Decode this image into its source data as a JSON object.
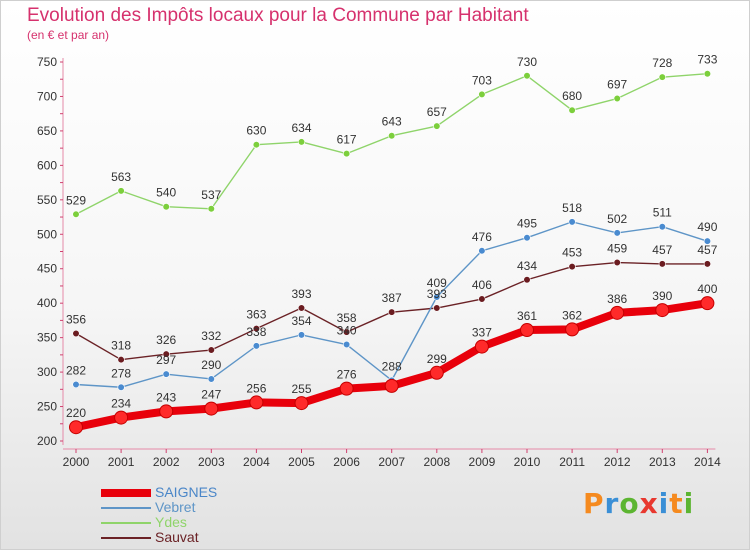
{
  "chart_data": {
    "type": "line",
    "title": "Evolution des Impôts locaux pour la Commune par Habitant",
    "subtitle": "(en € et par an)",
    "xlabel": "",
    "ylabel": "",
    "ylim": [
      200,
      750
    ],
    "yticks": [
      200,
      250,
      300,
      350,
      400,
      450,
      500,
      550,
      600,
      650,
      700,
      750
    ],
    "grid": false,
    "legend_position": "bottom-left",
    "categories": [
      "2000",
      "2001",
      "2002",
      "2003",
      "2004",
      "2005",
      "2006",
      "2007",
      "2008",
      "2009",
      "2010",
      "2011",
      "2012",
      "2013",
      "2014"
    ],
    "series": [
      {
        "name": "SAIGNES",
        "color": "#e8000b",
        "marker_color": "#ff2a2a",
        "values": [
          220,
          234,
          243,
          247,
          256,
          255,
          276,
          280,
          299,
          337,
          361,
          362,
          386,
          390,
          400
        ],
        "labels": [
          "220",
          "234",
          "243",
          "247",
          "256",
          "255",
          "276",
          "",
          "299",
          "337",
          "361",
          "362",
          "386",
          "390",
          "400"
        ]
      },
      {
        "name": "Vebret",
        "color": "#5e95c7",
        "marker_color": "#4a8bd0",
        "values": [
          282,
          278,
          297,
          290,
          338,
          354,
          340,
          288,
          409,
          476,
          495,
          518,
          502,
          511,
          490
        ],
        "labels": [
          "282",
          "278",
          "297",
          "290",
          "338",
          "354",
          "340",
          "288",
          "409",
          "476",
          "495",
          "518",
          "502",
          "511",
          "490"
        ]
      },
      {
        "name": "Ydes",
        "color": "#8fd46a",
        "marker_color": "#7ccf3c",
        "values": [
          529,
          563,
          540,
          537,
          630,
          634,
          617,
          643,
          657,
          703,
          730,
          680,
          697,
          728,
          733
        ],
        "labels": [
          "529",
          "563",
          "540",
          "537",
          "630",
          "634",
          "617",
          "643",
          "657",
          "703",
          "730",
          "680",
          "697",
          "728",
          "733"
        ]
      },
      {
        "name": "Sauvat",
        "color": "#6b2226",
        "marker_color": "#6b1c20",
        "values": [
          356,
          318,
          326,
          332,
          363,
          393,
          358,
          387,
          393,
          406,
          434,
          453,
          459,
          457,
          457
        ],
        "labels": [
          "356",
          "318",
          "326",
          "332",
          "363",
          "393",
          "358",
          "387",
          "393",
          "406",
          "434",
          "453",
          "459",
          "457",
          "457"
        ]
      }
    ]
  },
  "logo": {
    "letters": [
      {
        "ch": "P",
        "color": "#f58a1f"
      },
      {
        "ch": "r",
        "color": "#3a8fd6"
      },
      {
        "ch": "o",
        "color": "#5cb531"
      },
      {
        "ch": "x",
        "color": "#e8382f"
      },
      {
        "ch": "i",
        "color": "#3a8fd6"
      },
      {
        "ch": "t",
        "color": "#f58a1f"
      },
      {
        "ch": "i",
        "color": "#5cb531"
      }
    ]
  }
}
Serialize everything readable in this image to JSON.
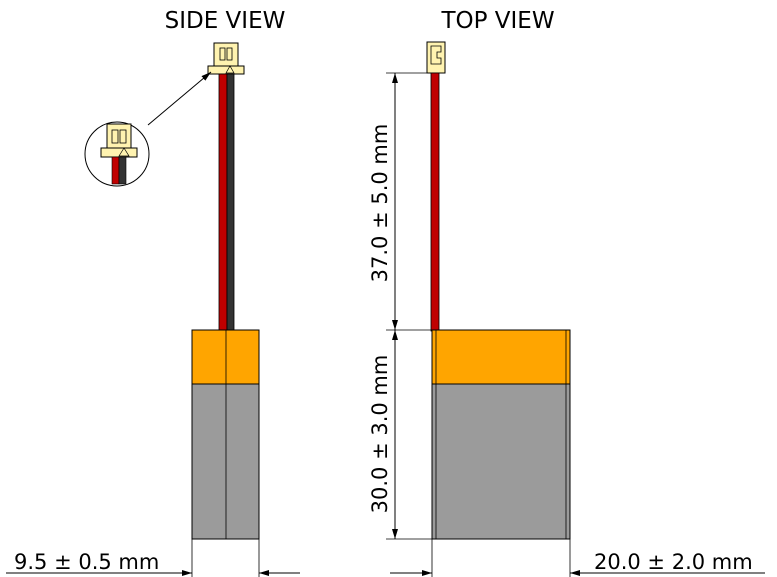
{
  "views": {
    "side_title": "SIDE VIEW",
    "top_title": "TOP VIEW"
  },
  "dimensions": {
    "thickness": "9.5 ± 0.5 mm",
    "width": "20.0 ± 2.0 mm",
    "wire_length": "37.0 ± 5.0 mm",
    "cell_length": "30.0 ± 3.0 mm"
  },
  "colors": {
    "label_orange": "#FFA500",
    "cell_gray": "#9B9B9B",
    "wire_red": "#C00000",
    "wire_black": "#333333",
    "connector": "#FFF3B0"
  }
}
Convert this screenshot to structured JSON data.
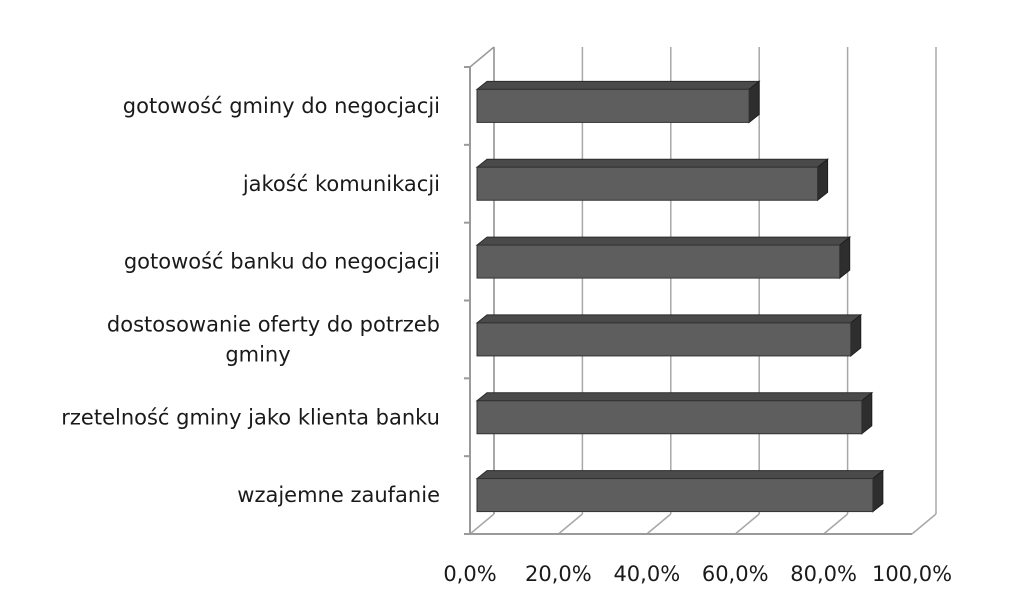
{
  "chart_data": {
    "type": "bar",
    "orientation": "horizontal",
    "style": "3d",
    "title": "",
    "xlabel": "",
    "ylabel": "",
    "categories": [
      [
        "gotowość gminy do negocjacji"
      ],
      [
        "jakość komunikacji"
      ],
      [
        "gotowość banku do negocjacji"
      ],
      [
        "dostosowanie oferty do potrzeb",
        "gminy"
      ],
      [
        "rzetelność gminy jako klienta banku"
      ],
      [
        "wzajemne zaufanie"
      ]
    ],
    "values": [
      64.5,
      80.0,
      85.0,
      87.5,
      90.0,
      92.5
    ],
    "xlim": [
      0,
      100
    ],
    "ticks": [
      "0,0%",
      "20,0%",
      "40,0%",
      "60,0%",
      "80,0%",
      "100,0%"
    ],
    "grid": true,
    "legend": "none",
    "colors": {
      "bar_front": "#5e5e5e",
      "bar_top": "#4a4a4a",
      "bar_side": "#2e2e2e",
      "axis": "#9a9a9a",
      "grid": "#a8a8a8"
    }
  }
}
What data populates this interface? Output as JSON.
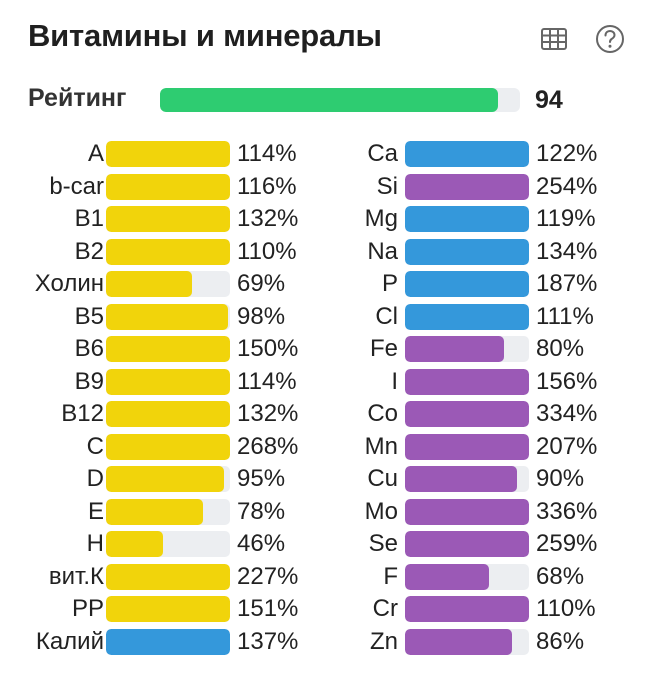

= = = = =

*WRITTEN PROBLEM*: Write out each entry exactly as given, omitting any picture.

*OUTPUT BELOW*:
Decode this image into its source data as a JSON object.
{
  "chart_data": {
    "type": "line",
    "title": "Evolution des Impôts locaux pour la Commune par Habitant",
    "subtitle": "(en € et par an)",
    "xlabel": "",
    "ylabel": "",
    "ylim": [
      200,
      750
    ],
    "yticks": [
      200,
      250,
      300,
      350,
      400,
      450,
      500,
      550,
      600,
      650,
      700,
      750
    ],
    "grid": false,
    "legend_position": "bottom-left",
    "categories": [
      "2000",
      "2001",
      "2002",
      "2003",
      "2004",
      "2005",
      "2006",
      "2007",
      "2008",
      "2009",
      "2010",
      "2011",
      "2012",
      "2013",
      "2014"
    ],
    "series": [
      {
        "name": "SAIGNES",
        "color": "#e8000b",
        "marker_color": "#ff2a2a",
        "values": [
          220,
          234,
          243,
          247,
          256,
          255,
          276,
          280,
          299,
          337,
          361,
          362,
          386,
          390,
          400
        ],
        "labels": [
          "220",
          "234",
          "243",
          "247",
          "256",
          "255",
          "276",
          "",
          "299",
          "337",
          "361",
          "362",
          "386",
          "390",
          "400"
        ]
      },
      {
        "name": "Vebret",
        "color": "#5e95c7",
        "marker_color": "#4a8bd0",
        "values": [
          282,
          278,
          297,
          290,
          338,
          354,
          340,
          288,
          409,
          476,
          495,
          518,
          502,
          511,
          490
        ],
        "labels": [
          "282",
          "278",
          "297",
          "290",
          "338",
          "354",
          "340",
          "288",
          "409",
          "476",
          "495",
          "518",
          "502",
          "511",
          "490"
        ]
      },
      {
        "name": "Ydes",
        "color": "#8fd46a",
        "marker_color": "#7ccf3c",
        "values": [
          529,
          563,
          540,
          537,
          630,
          634,
          617,
          643,
          657,
          703,
          730,
          680,
          697,
          728,
          733
        ],
        "labels": [
          "529",
          "563",
          "540",
          "537",
          "630",
          "634",
          "617",
          "643",
          "657",
          "703",
          "730",
          "680",
          "697",
          "728",
          "733"
        ]
      },
      {
        "name": "Sauvat",
        "color": "#6b2226",
        "marker_color": "#6b1c20",
        "values": [
          356,
          318,
          326,
          332,
          363,
          393,
          358,
          387,
          393,
          406,
          434,
          453,
          459,
          457,
          457
        ],
        "labels": [
          "356",
          "318",
          "326",
          "332",
          "363",
          "393",
          "358",
          "387",
          "393",
          "406",
          "434",
          "453",
          "459",
          "457",
          "457"
        ]
      }
    ]
  },
  "logo": {
    "letters": [
      {
        "ch": "P",
        "color": "#f58a1f"
      },
      {
        "ch": "r",
        "color": "#3a8fd6"
      },
      {
        "ch": "o",
        "color": "#5cb531"
      },
      {
        "ch": "x",
        "color": "#e8382f"
      },
      {
        "ch": "i",
        "color": "#3a8fd6"
      },
      {
        "ch": "t",
        "color": "#f58a1f"
      },
      {
        "ch": "i",
        "color": "#5cb531"
      }
    ]
  }
}
Serialize everything readable in this image to JSON.
{
  "views": {
    "side_title": "SIDE VIEW",
    "top_title": "TOP VIEW"
  },
  "dimensions": {
    "thickness": "9.5 ± 0.5 mm",
    "width": "20.0 ± 2.0 mm",
    "wire_length": "37.0 ± 5.0 mm",
    "cell_length": "30.0 ± 3.0 mm"
  },
  "colors": {
    "label_orange": "#FFA500",
    "cell_gray": "#9B9B9B",
    "wire_red": "#C00000",
    "wire_black": "#333333",
    "connector": "#FFF3B0"
  }
}
Convert this screenshot to structured JSON data.
{
  "chart_data": {
    "type": "bar",
    "orientation": "horizontal",
    "style": "3d",
    "title": "",
    "xlabel": "",
    "ylabel": "",
    "categories": [
      [
        "gotowość gminy do negocjacji"
      ],
      [
        "jakość komunikacji"
      ],
      [
        "gotowość banku do negocjacji"
      ],
      [
        "dostosowanie oferty do potrzeb",
        "gminy"
      ],
      [
        "rzetelność gminy jako klienta banku"
      ],
      [
        "wzajemne zaufanie"
      ]
    ],
    "values": [
      64.5,
      80.0,
      85.0,
      87.5,
      90.0,
      92.5
    ],
    "xlim": [
      0,
      100
    ],
    "ticks": [
      "0,0%",
      "20,0%",
      "40,0%",
      "60,0%",
      "80,0%",
      "100,0%"
    ],
    "grid": true,
    "legend": "none",
    "colors": {
      "bar_front": "#5e5e5e",
      "bar_top": "#4a4a4a",
      "bar_side": "#2e2e2e",
      "axis": "#9a9a9a",
      "grid": "#a8a8a8"
    }
  }
}
What data populates this interface? Output as JSON.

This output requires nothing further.